### Challenge
Provide the records once more, identical to the original.

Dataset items

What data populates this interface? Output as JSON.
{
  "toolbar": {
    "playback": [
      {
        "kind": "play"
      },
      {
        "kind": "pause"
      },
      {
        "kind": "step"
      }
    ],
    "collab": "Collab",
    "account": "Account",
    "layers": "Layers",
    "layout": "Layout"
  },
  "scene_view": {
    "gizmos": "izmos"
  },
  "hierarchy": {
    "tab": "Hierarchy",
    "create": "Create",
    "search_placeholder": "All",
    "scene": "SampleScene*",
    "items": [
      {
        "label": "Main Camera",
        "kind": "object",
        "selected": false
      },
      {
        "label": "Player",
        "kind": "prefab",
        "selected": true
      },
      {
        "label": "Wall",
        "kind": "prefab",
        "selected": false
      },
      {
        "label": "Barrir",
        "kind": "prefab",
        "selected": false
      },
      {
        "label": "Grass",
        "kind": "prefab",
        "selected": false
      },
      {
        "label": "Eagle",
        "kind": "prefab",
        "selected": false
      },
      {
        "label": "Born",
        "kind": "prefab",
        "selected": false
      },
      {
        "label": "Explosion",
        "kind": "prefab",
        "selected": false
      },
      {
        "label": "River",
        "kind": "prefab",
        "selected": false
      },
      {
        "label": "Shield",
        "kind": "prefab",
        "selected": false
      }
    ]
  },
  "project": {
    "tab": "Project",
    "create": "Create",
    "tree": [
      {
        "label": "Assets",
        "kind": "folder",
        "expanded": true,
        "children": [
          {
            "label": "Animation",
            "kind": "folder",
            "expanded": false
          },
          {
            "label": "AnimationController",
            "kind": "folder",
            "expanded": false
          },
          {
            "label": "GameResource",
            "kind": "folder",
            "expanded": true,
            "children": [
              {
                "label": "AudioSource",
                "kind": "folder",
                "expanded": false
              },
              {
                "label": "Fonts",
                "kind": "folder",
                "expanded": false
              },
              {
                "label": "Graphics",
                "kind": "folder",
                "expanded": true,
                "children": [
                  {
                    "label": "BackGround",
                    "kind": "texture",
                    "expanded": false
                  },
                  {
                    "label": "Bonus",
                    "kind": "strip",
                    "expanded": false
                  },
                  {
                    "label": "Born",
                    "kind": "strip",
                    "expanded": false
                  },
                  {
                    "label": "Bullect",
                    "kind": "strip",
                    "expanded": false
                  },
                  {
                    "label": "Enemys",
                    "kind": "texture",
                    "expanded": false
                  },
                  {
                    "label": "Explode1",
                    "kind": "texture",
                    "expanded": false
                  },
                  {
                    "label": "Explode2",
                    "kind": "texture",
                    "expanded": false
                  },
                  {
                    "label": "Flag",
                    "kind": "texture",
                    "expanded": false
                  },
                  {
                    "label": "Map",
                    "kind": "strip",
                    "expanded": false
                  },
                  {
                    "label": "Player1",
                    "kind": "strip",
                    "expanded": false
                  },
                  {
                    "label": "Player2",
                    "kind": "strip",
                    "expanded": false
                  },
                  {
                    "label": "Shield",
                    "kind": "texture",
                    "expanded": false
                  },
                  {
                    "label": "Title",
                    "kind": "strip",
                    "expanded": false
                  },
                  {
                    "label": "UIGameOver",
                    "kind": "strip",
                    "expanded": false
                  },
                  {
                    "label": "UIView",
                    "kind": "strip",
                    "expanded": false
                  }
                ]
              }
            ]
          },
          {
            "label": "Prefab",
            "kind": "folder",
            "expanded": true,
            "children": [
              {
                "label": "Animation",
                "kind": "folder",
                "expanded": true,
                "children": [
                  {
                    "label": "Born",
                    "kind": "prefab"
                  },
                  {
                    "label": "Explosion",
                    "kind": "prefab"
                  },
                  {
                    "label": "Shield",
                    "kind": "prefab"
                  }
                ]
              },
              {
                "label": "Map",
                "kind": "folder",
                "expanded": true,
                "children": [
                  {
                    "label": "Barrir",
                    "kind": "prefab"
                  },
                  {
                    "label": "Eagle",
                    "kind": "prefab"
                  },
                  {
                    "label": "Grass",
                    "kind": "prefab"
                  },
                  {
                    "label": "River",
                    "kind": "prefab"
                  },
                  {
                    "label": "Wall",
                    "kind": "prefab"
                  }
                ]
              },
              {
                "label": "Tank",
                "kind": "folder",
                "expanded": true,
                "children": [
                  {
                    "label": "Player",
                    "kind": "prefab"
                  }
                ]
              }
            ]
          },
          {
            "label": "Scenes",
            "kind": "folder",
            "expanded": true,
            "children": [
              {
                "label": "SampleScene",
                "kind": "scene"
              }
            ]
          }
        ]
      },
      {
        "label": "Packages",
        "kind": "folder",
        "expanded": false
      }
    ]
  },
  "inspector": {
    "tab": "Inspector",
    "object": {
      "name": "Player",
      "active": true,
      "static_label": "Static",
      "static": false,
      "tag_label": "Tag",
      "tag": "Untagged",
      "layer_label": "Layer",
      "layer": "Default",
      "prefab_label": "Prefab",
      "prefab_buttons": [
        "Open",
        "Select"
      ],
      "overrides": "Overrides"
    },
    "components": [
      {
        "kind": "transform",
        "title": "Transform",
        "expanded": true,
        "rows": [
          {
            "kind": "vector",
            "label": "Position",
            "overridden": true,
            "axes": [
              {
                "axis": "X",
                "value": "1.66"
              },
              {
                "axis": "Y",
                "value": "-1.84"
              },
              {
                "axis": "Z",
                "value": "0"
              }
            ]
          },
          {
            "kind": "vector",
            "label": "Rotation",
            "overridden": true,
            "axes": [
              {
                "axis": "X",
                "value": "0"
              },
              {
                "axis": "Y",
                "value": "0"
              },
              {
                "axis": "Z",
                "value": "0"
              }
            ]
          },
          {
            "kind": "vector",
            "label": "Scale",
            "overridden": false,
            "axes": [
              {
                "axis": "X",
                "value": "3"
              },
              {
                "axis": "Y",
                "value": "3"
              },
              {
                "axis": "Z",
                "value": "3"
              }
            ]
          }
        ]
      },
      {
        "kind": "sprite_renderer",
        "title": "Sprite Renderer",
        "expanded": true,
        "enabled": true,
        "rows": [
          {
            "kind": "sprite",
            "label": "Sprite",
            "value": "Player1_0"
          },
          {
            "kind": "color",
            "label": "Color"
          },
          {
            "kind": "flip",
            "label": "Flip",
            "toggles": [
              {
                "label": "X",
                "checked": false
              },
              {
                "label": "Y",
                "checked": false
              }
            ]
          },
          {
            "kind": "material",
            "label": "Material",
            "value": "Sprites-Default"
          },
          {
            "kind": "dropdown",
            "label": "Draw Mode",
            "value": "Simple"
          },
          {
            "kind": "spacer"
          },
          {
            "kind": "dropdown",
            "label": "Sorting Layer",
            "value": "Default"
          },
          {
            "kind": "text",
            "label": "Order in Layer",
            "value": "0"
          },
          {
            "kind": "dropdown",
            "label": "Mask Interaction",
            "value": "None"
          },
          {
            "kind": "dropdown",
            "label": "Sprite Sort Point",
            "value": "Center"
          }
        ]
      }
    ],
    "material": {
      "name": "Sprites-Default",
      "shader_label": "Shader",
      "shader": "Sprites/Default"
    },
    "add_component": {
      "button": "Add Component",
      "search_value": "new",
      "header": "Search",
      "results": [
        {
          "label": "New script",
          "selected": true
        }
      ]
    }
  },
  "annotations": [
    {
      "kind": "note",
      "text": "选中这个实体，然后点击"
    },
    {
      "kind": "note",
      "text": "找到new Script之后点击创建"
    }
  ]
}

### Finished exercise
What data populates this interface? Output as JSON.
{
  "toolbar": {
    "playback": [
      {
        "kind": "play"
      },
      {
        "kind": "pause"
      },
      {
        "kind": "step"
      }
    ],
    "collab": "Collab",
    "account": "Account",
    "layers": "Layers",
    "layout": "Layout"
  },
  "scene_view": {
    "gizmos": "izmos"
  },
  "hierarchy": {
    "tab": "Hierarchy",
    "create": "Create",
    "search_placeholder": "All",
    "scene": "SampleScene*",
    "items": [
      {
        "label": "Main Camera",
        "kind": "object",
        "selected": false
      },
      {
        "label": "Player",
        "kind": "prefab",
        "selected": true
      },
      {
        "label": "Wall",
        "kind": "prefab",
        "selected": false
      },
      {
        "label": "Barrir",
        "kind": "prefab",
        "selected": false
      },
      {
        "label": "Grass",
        "kind": "prefab",
        "selected": false
      },
      {
        "label": "Eagle",
        "kind": "prefab",
        "selected": false
      },
      {
        "label": "Born",
        "kind": "prefab",
        "selected": false
      },
      {
        "label": "Explosion",
        "kind": "prefab",
        "selected": false
      },
      {
        "label": "River",
        "kind": "prefab",
        "selected": false
      },
      {
        "label": "Shield",
        "kind": "prefab",
        "selected": false
      }
    ]
  },
  "project": {
    "tab": "Project",
    "create": "Create",
    "tree": [
      {
        "label": "Assets",
        "kind": "folder",
        "expanded": true,
        "children": [
          {
            "label": "Animation",
            "kind": "folder",
            "expanded": false
          },
          {
            "label": "AnimationController",
            "kind": "folder",
            "expanded": false
          },
          {
            "label": "GameResource",
            "kind": "folder",
            "expanded": true,
            "children": [
              {
                "label": "AudioSource",
                "kind": "folder",
                "expanded": false
              },
              {
                "label": "Fonts",
                "kind": "folder",
                "expanded": false
              },
              {
                "label": "Graphics",
                "kind": "folder",
                "expanded": true,
                "children": [
                  {
                    "label": "BackGround",
                    "kind": "texture",
                    "expanded": false
                  },
                  {
                    "label": "Bonus",
                    "kind": "strip",
                    "expanded": false
                  },
                  {
                    "label": "Born",
                    "kind": "strip",
                    "expanded": false
                  },
                  {
                    "label": "Bullect",
                    "kind": "strip",
                    "expanded": false
                  },
                  {
                    "label": "Enemys",
                    "kind": "texture",
                    "expanded": false
                  },
                  {
                    "label": "Explode1",
                    "kind": "texture",
                    "expanded": false
                  },
                  {
                    "label": "Explode2",
                    "kind": "texture",
                    "expanded": false
                  },
                  {
                    "label": "Flag",
                    "kind": "texture",
                    "expanded": false
                  },
                  {
                    "label": "Map",
                    "kind": "strip",
                    "expanded": false
                  },
                  {
                    "label": "Player1",
                    "kind": "strip",
                    "expanded": false
                  },
                  {
                    "label": "Player2",
                    "kind": "strip",
                    "expanded": false
                  },
                  {
                    "label": "Shield",
                    "kind": "texture",
                    "expanded": false
                  },
                  {
                    "label": "Title",
                    "kind": "strip",
                    "expanded": false
                  },
                  {
                    "label": "UIGameOver",
                    "kind": "strip",
                    "expanded": false
                  },
                  {
                    "label": "UIView",
                    "kind": "strip",
                    "expanded": false
                  }
                ]
              }
            ]
          },
          {
            "label": "Prefab",
            "kind": "folder",
            "expanded": true,
            "children": [
              {
                "label": "Animation",
                "kind": "folder",
                "expanded": true,
                "children": [
                  {
                    "label": "Born",
                    "kind": "prefab"
                  },
                  {
                    "label": "Explosion",
                    "kind": "prefab"
                  },
                  {
                    "label": "Shield",
                    "kind": "prefab"
                  }
                ]
              },
              {
                "label": "Map",
                "kind": "folder",
                "expanded": true,
                "children": [
                  {
                    "label": "Barrir",
                    "kind": "prefab"
                  },
                  {
                    "label": "Eagle",
                    "kind": "prefab"
                  },
                  {
                    "label": "Grass",
                    "kind": "prefab"
                  },
                  {
                    "label": "River",
                    "kind": "prefab"
                  },
                  {
                    "label": "Wall",
                    "kind": "prefab"
                  }
                ]
              },
              {
                "label": "Tank",
                "kind": "folder",
                "expanded": true,
                "children": [
                  {
                    "label": "Player",
                    "kind": "prefab"
                  }
                ]
              }
            ]
          },
          {
            "label": "Scenes",
            "kind": "folder",
            "expanded": true,
            "children": [
              {
                "label": "SampleScene",
                "kind": "scene"
              }
            ]
          }
        ]
      },
      {
        "label": "Packages",
        "kind": "folder",
        "expanded": false
      }
    ]
  },
  "inspector": {
    "tab": "Inspector",
    "object": {
      "name": "Player",
      "active": true,
      "static_label": "Static",
      "static": false,
      "tag_label": "Tag",
      "tag": "Untagged",
      "layer_label": "Layer",
      "layer": "Default",
      "prefab_label": "Prefab",
      "prefab_buttons": [
        "Open",
        "Select"
      ],
      "overrides": "Overrides"
    },
    "components": [
      {
        "kind": "transform",
        "title": "Transform",
        "expanded": true,
        "rows": [
          {
            "kind": "vector",
            "label": "Position",
            "overridden": true,
            "axes": [
              {
                "axis": "X",
                "value": "1.66"
              },
              {
                "axis": "Y",
                "value": "-1.84"
              },
              {
                "axis": "Z",
                "value": "0"
              }
            ]
          },
          {
            "kind": "vector",
            "label": "Rotation",
            "overridden": true,
            "axes": [
              {
                "axis": "X",
                "value": "0"
              },
              {
                "axis": "Y",
                "value": "0"
              },
              {
                "axis": "Z",
                "value": "0"
              }
            ]
          },
          {
            "kind": "vector",
            "label": "Scale",
            "overridden": false,
            "axes": [
              {
                "axis": "X",
                "value": "3"
              },
              {
                "axis": "Y",
                "value": "3"
              },
              {
                "axis": "Z",
                "value": "3"
              }
            ]
          }
        ]
      },
      {
        "kind": "sprite_renderer",
        "title": "Sprite Renderer",
        "expanded": true,
        "enabled": true,
        "rows": [
          {
            "kind": "sprite",
            "label": "Sprite",
            "value": "Player1_0"
          },
          {
            "kind": "color",
            "label": "Color"
          },
          {
            "kind": "flip",
            "label": "Flip",
            "toggles": [
              {
                "label": "X",
                "checked": false
              },
              {
                "label": "Y",
                "checked": false
              }
            ]
          },
          {
            "kind": "material",
            "label": "Material",
            "value": "Sprites-Default"
          },
          {
            "kind": "dropdown",
            "label": "Draw Mode",
            "value": "Simple"
          },
          {
            "kind": "spacer"
          },
          {
            "kind": "dropdown",
            "label": "Sorting Layer",
            "value": "Default"
          },
          {
            "kind": "text",
            "label": "Order in Layer",
            "value": "0"
          },
          {
            "kind": "dropdown",
            "label": "Mask Interaction",
            "value": "None"
          },
          {
            "kind": "dropdown",
            "label": "Sprite Sort Point",
            "value": "Center"
          }
        ]
      }
    ],
    "material": {
      "name": "Sprites-Default",
      "shader_label": "Shader",
      "shader": "Sprites/Default"
    },
    "add_component": {
      "button": "Add Component",
      "search_value": "new",
      "header": "Search",
      "results": [
        {
          "label": "New script",
          "selected": true
        }
      ]
    }
  },
  "annotations": [
    {
      "kind": "note",
      "text": "选中这个实体，然后点击"
    },
    {
      "kind": "note",
      "text": "找到new Script之后点击创建"
    }
  ]
}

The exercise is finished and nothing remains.